(begin)

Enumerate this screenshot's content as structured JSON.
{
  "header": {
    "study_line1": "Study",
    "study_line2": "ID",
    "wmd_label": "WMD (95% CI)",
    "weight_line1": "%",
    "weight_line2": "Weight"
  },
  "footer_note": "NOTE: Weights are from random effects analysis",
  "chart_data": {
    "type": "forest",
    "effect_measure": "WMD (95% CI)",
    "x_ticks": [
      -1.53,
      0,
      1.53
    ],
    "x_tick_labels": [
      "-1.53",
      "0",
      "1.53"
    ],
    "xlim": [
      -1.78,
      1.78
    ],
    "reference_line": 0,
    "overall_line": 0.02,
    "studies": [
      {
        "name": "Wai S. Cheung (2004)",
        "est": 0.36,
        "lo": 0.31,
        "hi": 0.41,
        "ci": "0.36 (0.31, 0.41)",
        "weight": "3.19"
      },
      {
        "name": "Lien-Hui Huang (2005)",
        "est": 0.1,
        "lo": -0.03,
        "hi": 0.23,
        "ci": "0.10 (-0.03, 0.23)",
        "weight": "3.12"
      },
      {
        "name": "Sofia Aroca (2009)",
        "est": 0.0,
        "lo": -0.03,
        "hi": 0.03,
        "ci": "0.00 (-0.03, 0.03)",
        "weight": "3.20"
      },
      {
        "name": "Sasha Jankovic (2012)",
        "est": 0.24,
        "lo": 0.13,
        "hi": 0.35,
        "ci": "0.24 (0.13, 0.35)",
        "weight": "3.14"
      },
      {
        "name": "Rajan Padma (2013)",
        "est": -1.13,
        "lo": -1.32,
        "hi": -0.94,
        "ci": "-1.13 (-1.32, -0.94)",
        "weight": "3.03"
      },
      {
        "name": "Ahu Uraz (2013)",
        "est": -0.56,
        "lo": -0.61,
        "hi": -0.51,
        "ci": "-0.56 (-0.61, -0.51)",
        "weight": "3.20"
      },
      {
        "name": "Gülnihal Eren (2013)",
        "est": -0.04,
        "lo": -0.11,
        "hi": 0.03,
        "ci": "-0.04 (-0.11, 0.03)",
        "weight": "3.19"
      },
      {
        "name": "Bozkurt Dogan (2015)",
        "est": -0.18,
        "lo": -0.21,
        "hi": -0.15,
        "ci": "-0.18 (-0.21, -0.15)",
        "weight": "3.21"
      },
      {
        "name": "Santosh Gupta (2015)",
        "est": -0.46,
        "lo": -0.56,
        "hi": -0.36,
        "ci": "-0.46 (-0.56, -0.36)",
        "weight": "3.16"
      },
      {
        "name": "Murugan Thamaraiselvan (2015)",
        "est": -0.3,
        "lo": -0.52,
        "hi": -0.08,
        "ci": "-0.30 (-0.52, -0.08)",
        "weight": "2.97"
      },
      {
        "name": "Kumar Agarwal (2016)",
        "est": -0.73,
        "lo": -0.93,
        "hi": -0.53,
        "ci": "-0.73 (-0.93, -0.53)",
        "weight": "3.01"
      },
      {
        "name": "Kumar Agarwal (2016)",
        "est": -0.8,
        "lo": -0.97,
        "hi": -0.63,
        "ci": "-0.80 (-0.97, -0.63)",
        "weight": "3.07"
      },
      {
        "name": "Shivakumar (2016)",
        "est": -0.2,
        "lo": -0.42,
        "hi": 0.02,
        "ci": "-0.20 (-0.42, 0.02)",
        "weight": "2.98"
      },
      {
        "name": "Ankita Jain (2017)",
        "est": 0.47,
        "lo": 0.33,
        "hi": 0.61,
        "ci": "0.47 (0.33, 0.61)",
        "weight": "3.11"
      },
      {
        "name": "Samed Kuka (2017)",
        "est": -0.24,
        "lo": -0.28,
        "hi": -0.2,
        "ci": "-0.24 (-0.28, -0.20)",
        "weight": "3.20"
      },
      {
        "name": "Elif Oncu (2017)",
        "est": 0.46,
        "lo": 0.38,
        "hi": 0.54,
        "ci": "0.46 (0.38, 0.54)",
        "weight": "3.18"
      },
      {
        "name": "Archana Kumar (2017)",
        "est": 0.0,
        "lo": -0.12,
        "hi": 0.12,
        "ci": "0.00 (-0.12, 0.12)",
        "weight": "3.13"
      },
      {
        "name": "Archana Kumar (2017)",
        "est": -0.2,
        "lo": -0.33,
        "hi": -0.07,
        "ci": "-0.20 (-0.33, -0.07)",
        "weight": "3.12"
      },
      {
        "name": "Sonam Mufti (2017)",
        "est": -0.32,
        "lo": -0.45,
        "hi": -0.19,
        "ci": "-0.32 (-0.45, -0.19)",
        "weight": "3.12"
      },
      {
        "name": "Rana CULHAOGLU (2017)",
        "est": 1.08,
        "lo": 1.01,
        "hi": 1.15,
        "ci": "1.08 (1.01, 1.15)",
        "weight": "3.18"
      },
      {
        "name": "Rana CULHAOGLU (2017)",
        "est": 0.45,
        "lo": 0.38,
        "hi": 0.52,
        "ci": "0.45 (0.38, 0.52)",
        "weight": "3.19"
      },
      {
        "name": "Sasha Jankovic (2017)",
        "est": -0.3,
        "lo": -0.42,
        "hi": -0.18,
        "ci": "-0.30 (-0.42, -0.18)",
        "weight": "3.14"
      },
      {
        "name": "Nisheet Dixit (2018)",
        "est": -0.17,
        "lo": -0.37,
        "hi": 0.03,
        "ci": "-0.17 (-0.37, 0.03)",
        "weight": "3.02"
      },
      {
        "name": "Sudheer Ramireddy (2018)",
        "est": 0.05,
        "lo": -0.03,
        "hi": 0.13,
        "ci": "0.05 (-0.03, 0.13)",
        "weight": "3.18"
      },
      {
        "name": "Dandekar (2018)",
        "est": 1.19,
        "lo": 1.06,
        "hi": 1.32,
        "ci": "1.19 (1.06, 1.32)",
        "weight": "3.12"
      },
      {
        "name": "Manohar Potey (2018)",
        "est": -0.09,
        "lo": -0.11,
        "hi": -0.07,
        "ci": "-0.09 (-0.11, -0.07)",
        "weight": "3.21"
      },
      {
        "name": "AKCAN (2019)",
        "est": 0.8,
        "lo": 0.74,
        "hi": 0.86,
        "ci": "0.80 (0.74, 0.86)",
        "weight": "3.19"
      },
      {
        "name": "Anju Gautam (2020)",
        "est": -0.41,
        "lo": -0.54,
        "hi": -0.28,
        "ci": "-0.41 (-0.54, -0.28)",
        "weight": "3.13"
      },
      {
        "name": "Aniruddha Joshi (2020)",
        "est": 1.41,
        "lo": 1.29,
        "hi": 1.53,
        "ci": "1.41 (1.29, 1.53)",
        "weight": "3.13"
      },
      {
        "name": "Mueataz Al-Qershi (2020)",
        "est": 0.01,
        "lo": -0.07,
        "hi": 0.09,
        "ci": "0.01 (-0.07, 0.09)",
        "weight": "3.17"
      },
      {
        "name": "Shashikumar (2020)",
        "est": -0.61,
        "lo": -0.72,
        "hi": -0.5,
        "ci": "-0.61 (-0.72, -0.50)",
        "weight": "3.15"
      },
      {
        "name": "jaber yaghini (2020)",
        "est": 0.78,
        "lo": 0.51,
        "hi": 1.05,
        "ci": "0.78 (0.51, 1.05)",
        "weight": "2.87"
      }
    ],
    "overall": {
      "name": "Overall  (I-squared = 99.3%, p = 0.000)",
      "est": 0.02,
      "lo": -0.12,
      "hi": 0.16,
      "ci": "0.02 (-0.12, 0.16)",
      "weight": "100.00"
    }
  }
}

(end)

#### Goal of the exercise:
Output the data above exactly, please, line for line.

#### Exercise result:
Enumerate this screenshot's content as structured JSON.
{
  "header": {
    "study_line1": "Study",
    "study_line2": "ID",
    "wmd_label": "WMD (95% CI)",
    "weight_line1": "%",
    "weight_line2": "Weight"
  },
  "footer_note": "NOTE: Weights are from random effects analysis",
  "chart_data": {
    "type": "forest",
    "effect_measure": "WMD (95% CI)",
    "x_ticks": [
      -1.53,
      0,
      1.53
    ],
    "x_tick_labels": [
      "-1.53",
      "0",
      "1.53"
    ],
    "xlim": [
      -1.78,
      1.78
    ],
    "reference_line": 0,
    "overall_line": 0.02,
    "studies": [
      {
        "name": "Wai S. Cheung (2004)",
        "est": 0.36,
        "lo": 0.31,
        "hi": 0.41,
        "ci": "0.36 (0.31, 0.41)",
        "weight": "3.19"
      },
      {
        "name": "Lien-Hui Huang (2005)",
        "est": 0.1,
        "lo": -0.03,
        "hi": 0.23,
        "ci": "0.10 (-0.03, 0.23)",
        "weight": "3.12"
      },
      {
        "name": "Sofia Aroca (2009)",
        "est": 0.0,
        "lo": -0.03,
        "hi": 0.03,
        "ci": "0.00 (-0.03, 0.03)",
        "weight": "3.20"
      },
      {
        "name": "Sasha Jankovic (2012)",
        "est": 0.24,
        "lo": 0.13,
        "hi": 0.35,
        "ci": "0.24 (0.13, 0.35)",
        "weight": "3.14"
      },
      {
        "name": "Rajan Padma (2013)",
        "est": -1.13,
        "lo": -1.32,
        "hi": -0.94,
        "ci": "-1.13 (-1.32, -0.94)",
        "weight": "3.03"
      },
      {
        "name": "Ahu Uraz (2013)",
        "est": -0.56,
        "lo": -0.61,
        "hi": -0.51,
        "ci": "-0.56 (-0.61, -0.51)",
        "weight": "3.20"
      },
      {
        "name": "Gülnihal Eren (2013)",
        "est": -0.04,
        "lo": -0.11,
        "hi": 0.03,
        "ci": "-0.04 (-0.11, 0.03)",
        "weight": "3.19"
      },
      {
        "name": "Bozkurt Dogan (2015)",
        "est": -0.18,
        "lo": -0.21,
        "hi": -0.15,
        "ci": "-0.18 (-0.21, -0.15)",
        "weight": "3.21"
      },
      {
        "name": "Santosh Gupta (2015)",
        "est": -0.46,
        "lo": -0.56,
        "hi": -0.36,
        "ci": "-0.46 (-0.56, -0.36)",
        "weight": "3.16"
      },
      {
        "name": "Murugan Thamaraiselvan (2015)",
        "est": -0.3,
        "lo": -0.52,
        "hi": -0.08,
        "ci": "-0.30 (-0.52, -0.08)",
        "weight": "2.97"
      },
      {
        "name": "Kumar Agarwal (2016)",
        "est": -0.73,
        "lo": -0.93,
        "hi": -0.53,
        "ci": "-0.73 (-0.93, -0.53)",
        "weight": "3.01"
      },
      {
        "name": "Kumar Agarwal (2016)",
        "est": -0.8,
        "lo": -0.97,
        "hi": -0.63,
        "ci": "-0.80 (-0.97, -0.63)",
        "weight": "3.07"
      },
      {
        "name": "Shivakumar (2016)",
        "est": -0.2,
        "lo": -0.42,
        "hi": 0.02,
        "ci": "-0.20 (-0.42, 0.02)",
        "weight": "2.98"
      },
      {
        "name": "Ankita Jain (2017)",
        "est": 0.47,
        "lo": 0.33,
        "hi": 0.61,
        "ci": "0.47 (0.33, 0.61)",
        "weight": "3.11"
      },
      {
        "name": "Samed Kuka (2017)",
        "est": -0.24,
        "lo": -0.28,
        "hi": -0.2,
        "ci": "-0.24 (-0.28, -0.20)",
        "weight": "3.20"
      },
      {
        "name": "Elif Oncu (2017)",
        "est": 0.46,
        "lo": 0.38,
        "hi": 0.54,
        "ci": "0.46 (0.38, 0.54)",
        "weight": "3.18"
      },
      {
        "name": "Archana Kumar (2017)",
        "est": 0.0,
        "lo": -0.12,
        "hi": 0.12,
        "ci": "0.00 (-0.12, 0.12)",
        "weight": "3.13"
      },
      {
        "name": "Archana Kumar (2017)",
        "est": -0.2,
        "lo": -0.33,
        "hi": -0.07,
        "ci": "-0.20 (-0.33, -0.07)",
        "weight": "3.12"
      },
      {
        "name": "Sonam Mufti (2017)",
        "est": -0.32,
        "lo": -0.45,
        "hi": -0.19,
        "ci": "-0.32 (-0.45, -0.19)",
        "weight": "3.12"
      },
      {
        "name": "Rana CULHAOGLU (2017)",
        "est": 1.08,
        "lo": 1.01,
        "hi": 1.15,
        "ci": "1.08 (1.01, 1.15)",
        "weight": "3.18"
      },
      {
        "name": "Rana CULHAOGLU (2017)",
        "est": 0.45,
        "lo": 0.38,
        "hi": 0.52,
        "ci": "0.45 (0.38, 0.52)",
        "weight": "3.19"
      },
      {
        "name": "Sasha Jankovic (2017)",
        "est": -0.3,
        "lo": -0.42,
        "hi": -0.18,
        "ci": "-0.30 (-0.42, -0.18)",
        "weight": "3.14"
      },
      {
        "name": "Nisheet Dixit (2018)",
        "est": -0.17,
        "lo": -0.37,
        "hi": 0.03,
        "ci": "-0.17 (-0.37, 0.03)",
        "weight": "3.02"
      },
      {
        "name": "Sudheer Ramireddy (2018)",
        "est": 0.05,
        "lo": -0.03,
        "hi": 0.13,
        "ci": "0.05 (-0.03, 0.13)",
        "weight": "3.18"
      },
      {
        "name": "Dandekar (2018)",
        "est": 1.19,
        "lo": 1.06,
        "hi": 1.32,
        "ci": "1.19 (1.06, 1.32)",
        "weight": "3.12"
      },
      {
        "name": "Manohar Potey (2018)",
        "est": -0.09,
        "lo": -0.11,
        "hi": -0.07,
        "ci": "-0.09 (-0.11, -0.07)",
        "weight": "3.21"
      },
      {
        "name": "AKCAN (2019)",
        "est": 0.8,
        "lo": 0.74,
        "hi": 0.86,
        "ci": "0.80 (0.74, 0.86)",
        "weight": "3.19"
      },
      {
        "name": "Anju Gautam (2020)",
        "est": -0.41,
        "lo": -0.54,
        "hi": -0.28,
        "ci": "-0.41 (-0.54, -0.28)",
        "weight": "3.13"
      },
      {
        "name": "Aniruddha Joshi (2020)",
        "est": 1.41,
        "lo": 1.29,
        "hi": 1.53,
        "ci": "1.41 (1.29, 1.53)",
        "weight": "3.13"
      },
      {
        "name": "Mueataz Al-Qershi (2020)",
        "est": 0.01,
        "lo": -0.07,
        "hi": 0.09,
        "ci": "0.01 (-0.07, 0.09)",
        "weight": "3.17"
      },
      {
        "name": "Shashikumar (2020)",
        "est": -0.61,
        "lo": -0.72,
        "hi": -0.5,
        "ci": "-0.61 (-0.72, -0.50)",
        "weight": "3.15"
      },
      {
        "name": "jaber yaghini (2020)",
        "est": 0.78,
        "lo": 0.51,
        "hi": 1.05,
        "ci": "0.78 (0.51, 1.05)",
        "weight": "2.87"
      }
    ],
    "overall": {
      "name": "Overall  (I-squared = 99.3%, p = 0.000)",
      "est": 0.02,
      "lo": -0.12,
      "hi": 0.16,
      "ci": "0.02 (-0.12, 0.16)",
      "weight": "100.00"
    }
  }
}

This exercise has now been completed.